Extract to read
OCaml Workshop 2020 – OCaml Under The Hood: SmartPy

Hi, I'm Seb, I'm here virtually to present
an OCaml project called SmartPy, which is a Python library and a meta
programming framework designed to implement distributed
applications on the Tezos blockchain. It's quite a polyglot project that also
uses Python and Javascript extensively. So who am I? So hello this is me, I'm a software engineer at TQ Tezos, the
company whose role is to improve the Tezos Ecosystem in general.
I myself work on the core tezos code base. I also develop and help
people develop Smart Contracts. On top of treasures i also help our
partners getting up to speed and build things on
Tezos. I also contribute to the Standardization efforts
around smart contracts, to improve interoperability.
And I contribute to tooling development and that includes SmartPy.
To this topic, I'm not the main developer at SmartPy. Currently the team is four or less people. The project started and lead by François Maurel of LexiFi fame. Roland also joined,
a recovering haskeller, who's working deeply in the compiler or de-compiler
and has done many more things. Rodrigo joined more recently first on
infrastructure and then also on the web UI and, finally, me.

I've been doing a bit of everything over the past couple of years
more the testing side. The testing framework that the users use
and our testing and CI setup. Also on the implementation of cryptographic and
blockchain primitives of the language.
So let's define a few things because before we lose all the audience.
So Tezos is a cryptocurrency that is usually pretty well-known in the OCaml
world because we have been… there have been a few talks here and
there and we have been hiring all OCaml and formal methods people for a while.
A cryptocurrency, in one sentence, is a distributed system where entities that
do not trust each other agree on a common history, usually,
using financial incentives and very clever
cryptography. What's particular about Tezos is that
it's based on a proof-of-stake concession algorithm so we use baking
instead of mining. Tezos was actually the first
large-scale proof of scale for stake to launch. Proof of stake means that
block producers are selected using their balance in the cryptocurrency
not the hashing power, as in bitcoin.

It also means that, yeah, not like bitcoin
it's… or ethereum, it's actually energy
efficient. Another particular… particularity of Tezos is the on-chain
governance. Its self-amending protocol Tz can upgrade itself
and stakeholders vote on upgrades to the core protocol so
we often say that Tezos can steal other new good ideas from other projects
without centralized hard forks because we can upgrade. Then Tezos like
Ethereum is based on Smart Contracts we just… we don't just have transfers of
money between owners and private keys, we have accounts that are programmable.
They can execute pieces of code that are called with parameters. Some examples of programmable accounts can be
the spending limit contract, which prevents somebody from
spending more than 1,000 tz per day, or multisig contract, a contract that requires more than one person to sign
to agree to spend money or to do an operation.
And, of course, the other particularity is, the OCaml implementation,
the main implementation of the node/client/baking software is written in

And the protocol itself, the thing that
is being voted on by the stakers, it's a hash of a tarball of OCaml
files. So OCaml is really central. Those files define a big functor that
is used to decide what are valid blocks so the
contracts, mentioned above, are actually pieces of Michelson.
Michelson is a VM or a scripting language of Tezis, It is
the language that the programs that the whole network of validators has
to run to reproduce the transactions to everybody understand each other.
It has a stack-based and functional core. it's a stack language. It has clear
semantics and typing rules, they are defined inside the protocol with the giant… gigantic GADT. You can even keep track of
all the types on the stack, and this is, by far, not the only typing
hack in the code base, or on the ecosystem. There is a strong emphasis on
enabling formal methods and on being a proper
compilation target, because actually writing smart contracts
is very hard.

Written tasks
**a.** Decide whether each statement agrees with the talk on SmartPy. Answer yes or no for each and quote the words from the talk that settle it. (i) The speaker is the main developer of SmartPy. (ii) Under proof of stake, block producers are chosen by their balance in the cryptocurrency. (iii) Michelson has a stack-based and functional core.
**b.** In the talk on SmartPy, how much does the spending limit contract allow someone to spend per day?
**c.** Set down, word for word, the part of the talk on SmartPy that begins at the words "So Tezos is" and ends after "as in bitcoin.".
The listing that comes after the talk is separate material.

Material
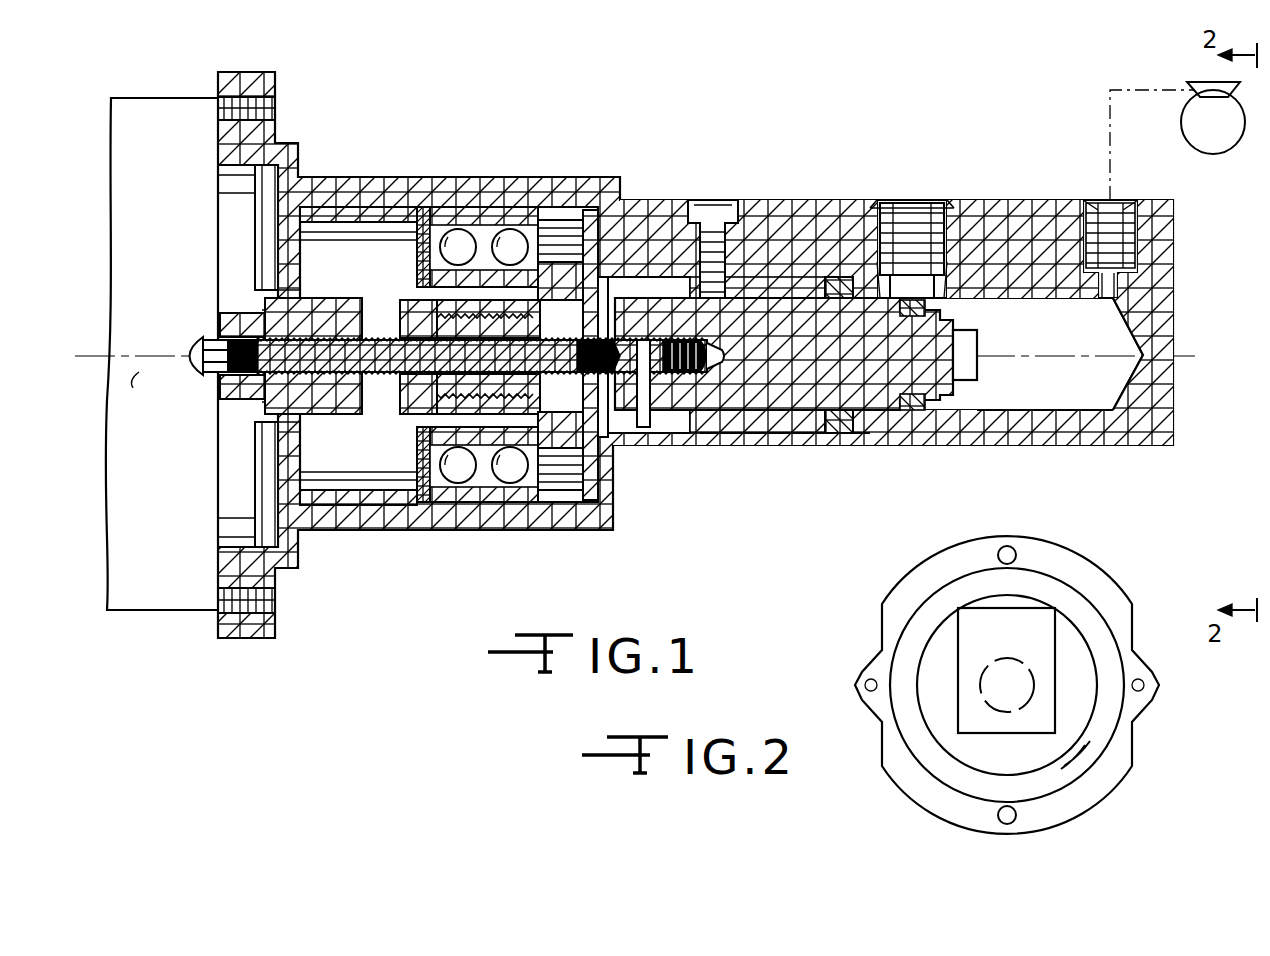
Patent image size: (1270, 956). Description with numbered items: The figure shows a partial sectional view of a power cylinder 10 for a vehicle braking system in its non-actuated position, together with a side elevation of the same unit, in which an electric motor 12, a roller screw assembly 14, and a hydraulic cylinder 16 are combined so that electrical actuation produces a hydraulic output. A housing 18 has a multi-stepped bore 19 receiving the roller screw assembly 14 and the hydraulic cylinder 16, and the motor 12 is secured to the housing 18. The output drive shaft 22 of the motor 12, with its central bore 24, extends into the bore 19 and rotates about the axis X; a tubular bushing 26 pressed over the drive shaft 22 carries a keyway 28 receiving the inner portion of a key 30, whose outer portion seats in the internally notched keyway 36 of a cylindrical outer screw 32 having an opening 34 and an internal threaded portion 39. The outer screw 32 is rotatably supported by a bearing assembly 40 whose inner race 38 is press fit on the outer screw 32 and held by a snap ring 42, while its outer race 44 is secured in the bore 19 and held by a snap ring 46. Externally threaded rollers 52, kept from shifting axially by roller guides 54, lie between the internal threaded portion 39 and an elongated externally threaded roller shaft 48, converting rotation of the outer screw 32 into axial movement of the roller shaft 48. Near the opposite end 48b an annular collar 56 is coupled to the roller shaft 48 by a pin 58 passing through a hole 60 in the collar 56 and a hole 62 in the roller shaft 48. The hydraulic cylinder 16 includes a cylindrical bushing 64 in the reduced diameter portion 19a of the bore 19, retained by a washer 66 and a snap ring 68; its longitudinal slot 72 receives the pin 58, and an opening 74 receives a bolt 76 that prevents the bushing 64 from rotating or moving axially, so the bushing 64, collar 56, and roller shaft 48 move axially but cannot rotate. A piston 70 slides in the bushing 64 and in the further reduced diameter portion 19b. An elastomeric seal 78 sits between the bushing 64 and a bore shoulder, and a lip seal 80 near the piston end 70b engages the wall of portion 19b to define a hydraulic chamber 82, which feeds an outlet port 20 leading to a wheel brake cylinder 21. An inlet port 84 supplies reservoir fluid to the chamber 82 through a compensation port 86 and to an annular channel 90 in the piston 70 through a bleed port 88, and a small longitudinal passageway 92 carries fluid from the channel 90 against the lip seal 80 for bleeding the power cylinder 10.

Task answers
**a.**
(i) No: "I'm not the main developer at SmartPy."
(ii) Yes: "block producers are selected using their balance in the cryptocurrency"
(iii) Yes: "It has a stack-based and functional core."

**b.** No more than 1,000 tz per day.

**c.**
So Tezos is a cryptocurrency that is usually pretty well-known in the OCaml
world because we have been… there have been a few talks here and
there and we have been hiring all OCaml and formal methods people for a while.
A cryptocurrency, in one sentence, is a distributed system where entities that
do not trust each other agree on a common history, usually,
using financial incentives and very clever
cryptography. What's particular about Tezos is that
it's based on a proof-of-stake concession algorithm so we use baking
instead of mining. Tezos was actually the first
large-scale proof of scale for stake to launch. Proof of stake means that
block producers are selected using their balance in the cryptocurrency
not the hashing power, as in bitcoin.